Data entries:
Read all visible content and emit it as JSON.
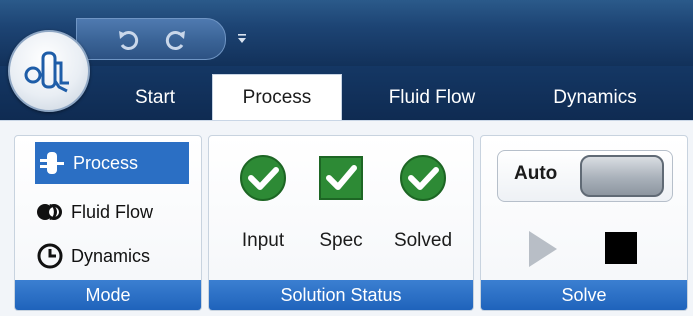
{
  "tabs": [
    {
      "label": "Start"
    },
    {
      "label": "Process"
    },
    {
      "label": "Fluid Flow"
    },
    {
      "label": "Dynamics"
    }
  ],
  "ribbon": {
    "mode": {
      "label": "Mode",
      "items": [
        {
          "label": "Process",
          "icon": "process-icon",
          "active": true
        },
        {
          "label": "Fluid Flow",
          "icon": "fluid-flow-icon",
          "active": false
        },
        {
          "label": "Dynamics",
          "icon": "clock-icon",
          "active": false
        }
      ]
    },
    "solution_status": {
      "label": "Solution Status",
      "items": [
        {
          "label": "Input",
          "icon": "check-circle-icon"
        },
        {
          "label": "Spec",
          "icon": "check-square-icon"
        },
        {
          "label": "Solved",
          "icon": "check-circle-icon"
        }
      ]
    },
    "solve": {
      "label": "Solve",
      "auto_label": "Auto",
      "play_icon": "play-icon",
      "stop_icon": "stop-icon"
    }
  },
  "colors": {
    "titlebar": "#1d4474",
    "group_label": "#1f63bb",
    "active_mode": "#2b6fc4",
    "status_ok": "#2d8a35"
  }
}
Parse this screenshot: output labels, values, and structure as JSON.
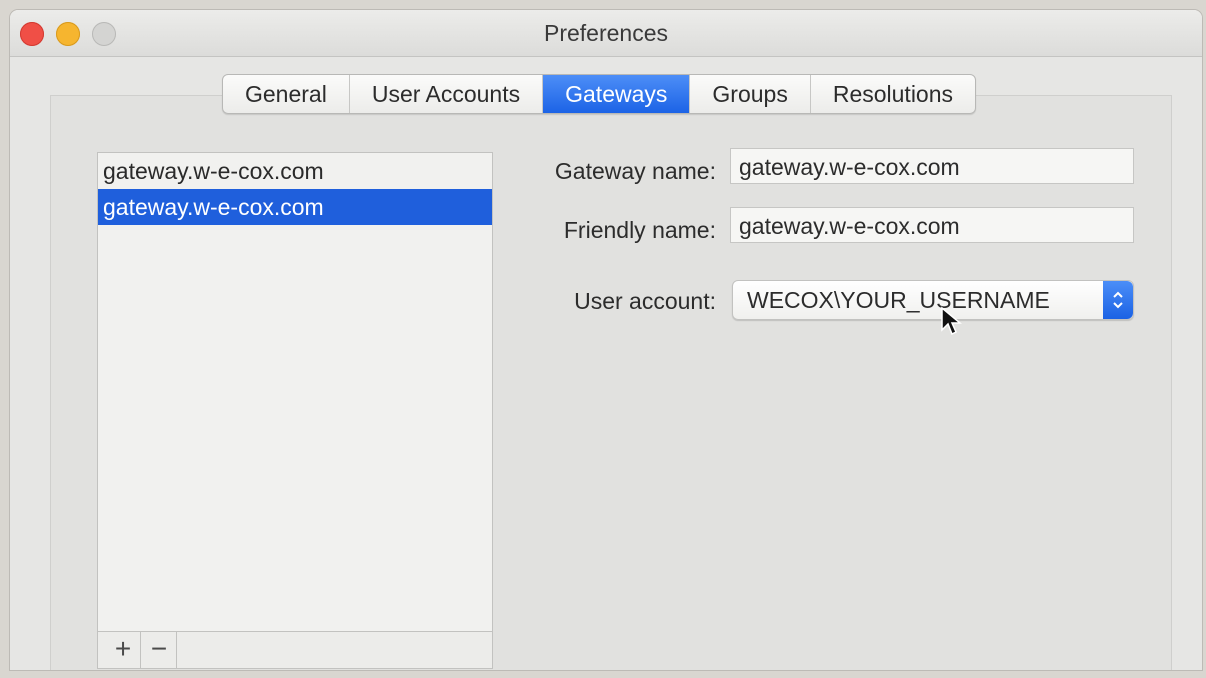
{
  "window": {
    "title": "Preferences"
  },
  "tabs": [
    {
      "label": "General"
    },
    {
      "label": "User Accounts"
    },
    {
      "label": "Gateways",
      "active": true
    },
    {
      "label": "Groups"
    },
    {
      "label": "Resolutions"
    }
  ],
  "gateway_list": {
    "items": [
      "gateway.w-e-cox.com",
      "gateway.w-e-cox.com"
    ],
    "selected_index": 1,
    "add_label": "+",
    "remove_label": "−"
  },
  "form": {
    "gateway_name_label": "Gateway name:",
    "gateway_name_value": "gateway.w-e-cox.com",
    "friendly_name_label": "Friendly name:",
    "friendly_name_value": "gateway.w-e-cox.com",
    "user_account_label": "User account:",
    "user_account_value": "WECOX\\YOUR_USERNAME"
  },
  "icons": {
    "close": "close-button-icon",
    "minimize": "minimize-button-icon",
    "zoom": "zoom-button-icon",
    "popup": "updown-chevron-icon",
    "cursor": "mouse-pointer-icon"
  },
  "colors": {
    "accent": "#1f5fdc",
    "close": "#f04f46",
    "minimize": "#f6b52f"
  }
}
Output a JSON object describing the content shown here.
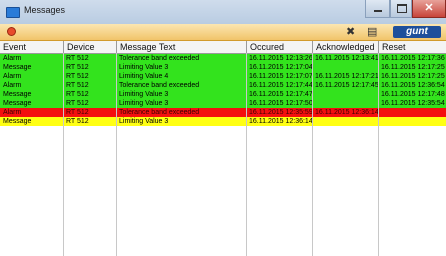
{
  "window": {
    "title": "Messages",
    "close_glyph": "✕",
    "logo_text": "gunt"
  },
  "icons": {
    "app": "window-app-icon",
    "status": "error-circle-icon",
    "tools": "tools-icon",
    "print": "printer-icon"
  },
  "colors": {
    "green": "#33e31d",
    "yellow": "#ffff14",
    "red": "#f40f0f",
    "toolbar": "#f5cf7a"
  },
  "columns": [
    "Event",
    "Device",
    "Message Text",
    "Occured",
    "Acknowledged",
    "Reset"
  ],
  "rows": [
    {
      "event": "Alarm",
      "device": "RT 512",
      "text": "Tolerance band exceeded",
      "occured": "16.11.2015 12:13:26",
      "ack": "16.11.2015 12:13:41",
      "reset": "16.11.2015 12:17:36",
      "status": "green"
    },
    {
      "event": "Message",
      "device": "RT 512",
      "text": "Limiting Value 3",
      "occured": "16.11.2015 12:17:04",
      "ack": "",
      "reset": "16.11.2015 12:17:25",
      "status": "green"
    },
    {
      "event": "Alarm",
      "device": "RT 512",
      "text": "Limiting Value 4",
      "occured": "16.11.2015 12:17:07",
      "ack": "16.11.2015 12:17:21",
      "reset": "16.11.2015 12:17:25",
      "status": "green"
    },
    {
      "event": "Alarm",
      "device": "RT 512",
      "text": "Tolerance band exceeded",
      "occured": "16.11.2015 12:17:44",
      "ack": "16.11.2015 12:17:45",
      "reset": "16.11.2015 12:36:54",
      "status": "green"
    },
    {
      "event": "Message",
      "device": "RT 512",
      "text": "Limiting Value 3",
      "occured": "16.11.2015 12:17:47",
      "ack": "",
      "reset": "16.11.2015 12:17:48",
      "status": "green"
    },
    {
      "event": "Message",
      "device": "RT 512",
      "text": "Limiting Value 3",
      "occured": "16.11.2015 12:17:50",
      "ack": "",
      "reset": "16.11.2015 12:35:54",
      "status": "green"
    },
    {
      "event": "Alarm",
      "device": "RT 512",
      "text": "Tolerance band exceeded",
      "occured": "16.11.2015 12:35:59",
      "ack": "16.11.2015 12:36:14",
      "reset": "",
      "status": "red"
    },
    {
      "event": "Message",
      "device": "RT 512",
      "text": "Limiting Value 3",
      "occured": "16.11.2015 12:36:14",
      "ack": "",
      "reset": "",
      "status": "yellow"
    }
  ]
}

* _What needs to be done_
Copy the listing in full and without alteration, omitting every picture.

* _Answer to this exercise_
Read all visible content and emit it as JSON.
{
  "tabs": [
    {
      "label": "Start"
    },
    {
      "label": "Process"
    },
    {
      "label": "Fluid Flow"
    },
    {
      "label": "Dynamics"
    }
  ],
  "ribbon": {
    "mode": {
      "label": "Mode",
      "items": [
        {
          "label": "Process",
          "icon": "process-icon",
          "active": true
        },
        {
          "label": "Fluid Flow",
          "icon": "fluid-flow-icon",
          "active": false
        },
        {
          "label": "Dynamics",
          "icon": "clock-icon",
          "active": false
        }
      ]
    },
    "solution_status": {
      "label": "Solution Status",
      "items": [
        {
          "label": "Input",
          "icon": "check-circle-icon"
        },
        {
          "label": "Spec",
          "icon": "check-square-icon"
        },
        {
          "label": "Solved",
          "icon": "check-circle-icon"
        }
      ]
    },
    "solve": {
      "label": "Solve",
      "auto_label": "Auto",
      "play_icon": "play-icon",
      "stop_icon": "stop-icon"
    }
  },
  "colors": {
    "titlebar": "#1d4474",
    "group_label": "#1f63bb",
    "active_mode": "#2b6fc4",
    "status_ok": "#2d8a35"
  }
}
Parse this screenshot: output labels, values, and structure as JSON.
{
  "window": {
    "title": "Preferences"
  },
  "tabs": [
    {
      "label": "General"
    },
    {
      "label": "User Accounts"
    },
    {
      "label": "Gateways",
      "active": true
    },
    {
      "label": "Groups"
    },
    {
      "label": "Resolutions"
    }
  ],
  "gateway_list": {
    "items": [
      "gateway.w-e-cox.com",
      "gateway.w-e-cox.com"
    ],
    "selected_index": 1,
    "add_label": "+",
    "remove_label": "−"
  },
  "form": {
    "gateway_name_label": "Gateway name:",
    "gateway_name_value": "gateway.w-e-cox.com",
    "friendly_name_label": "Friendly name:",
    "friendly_name_value": "gateway.w-e-cox.com",
    "user_account_label": "User account:",
    "user_account_value": "WECOX\\YOUR_USERNAME"
  },
  "icons": {
    "close": "close-button-icon",
    "minimize": "minimize-button-icon",
    "zoom": "zoom-button-icon",
    "popup": "updown-chevron-icon",
    "cursor": "mouse-pointer-icon"
  },
  "colors": {
    "accent": "#1f5fdc",
    "close": "#f04f46",
    "minimize": "#f6b52f"
  }
}
Output a JSON object describing the content shown here.
{
  "window": {
    "title": "Messages",
    "close_glyph": "✕",
    "logo_text": "gunt"
  },
  "icons": {
    "app": "window-app-icon",
    "status": "error-circle-icon",
    "tools": "tools-icon",
    "print": "printer-icon"
  },
  "colors": {
    "green": "#33e31d",
    "yellow": "#ffff14",
    "red": "#f40f0f",
    "toolbar": "#f5cf7a"
  },
  "columns": [
    "Event",
    "Device",
    "Message Text",
    "Occured",
    "Acknowledged",
    "Reset"
  ],
  "rows": [
    {
      "event": "Alarm",
      "device": "RT 512",
      "text": "Tolerance band exceeded",
      "occured": "16.11.2015 12:13:26",
      "ack": "16.11.2015 12:13:41",
      "reset": "16.11.2015 12:17:36",
      "status": "green"
    },
    {
      "event": "Message",
      "device": "RT 512",
      "text": "Limiting Value 3",
      "occured": "16.11.2015 12:17:04",
      "ack": "",
      "reset": "16.11.2015 12:17:25",
      "status": "green"
    },
    {
      "event": "Alarm",
      "device": "RT 512",
      "text": "Limiting Value 4",
      "occured": "16.11.2015 12:17:07",
      "ack": "16.11.2015 12:17:21",
      "reset": "16.11.2015 12:17:25",
      "status": "green"
    },
    {
      "event": "Alarm",
      "device": "RT 512",
      "text": "Tolerance band exceeded",
      "occured": "16.11.2015 12:17:44",
      "ack": "16.11.2015 12:17:45",
      "reset": "16.11.2015 12:36:54",
      "status": "green"
    },
    {
      "event": "Message",
      "device": "RT 512",
      "text": "Limiting Value 3",
      "occured": "16.11.2015 12:17:47",
      "ack": "",
      "reset": "16.11.2015 12:17:48",
      "status": "green"
    },
    {
      "event": "Message",
      "device": "RT 512",
      "text": "Limiting Value 3",
      "occured": "16.11.2015 12:17:50",
      "ack": "",
      "reset": "16.11.2015 12:35:54",
      "status": "green"
    },
    {
      "event": "Alarm",
      "device": "RT 512",
      "text": "Tolerance band exceeded",
      "occured": "16.11.2015 12:35:59",
      "ack": "16.11.2015 12:36:14",
      "reset": "",
      "status": "red"
    },
    {
      "event": "Message",
      "device": "RT 512",
      "text": "Limiting Value 3",
      "occured": "16.11.2015 12:36:14",
      "ack": "",
      "reset": "",
      "status": "yellow"
    }
  ]
}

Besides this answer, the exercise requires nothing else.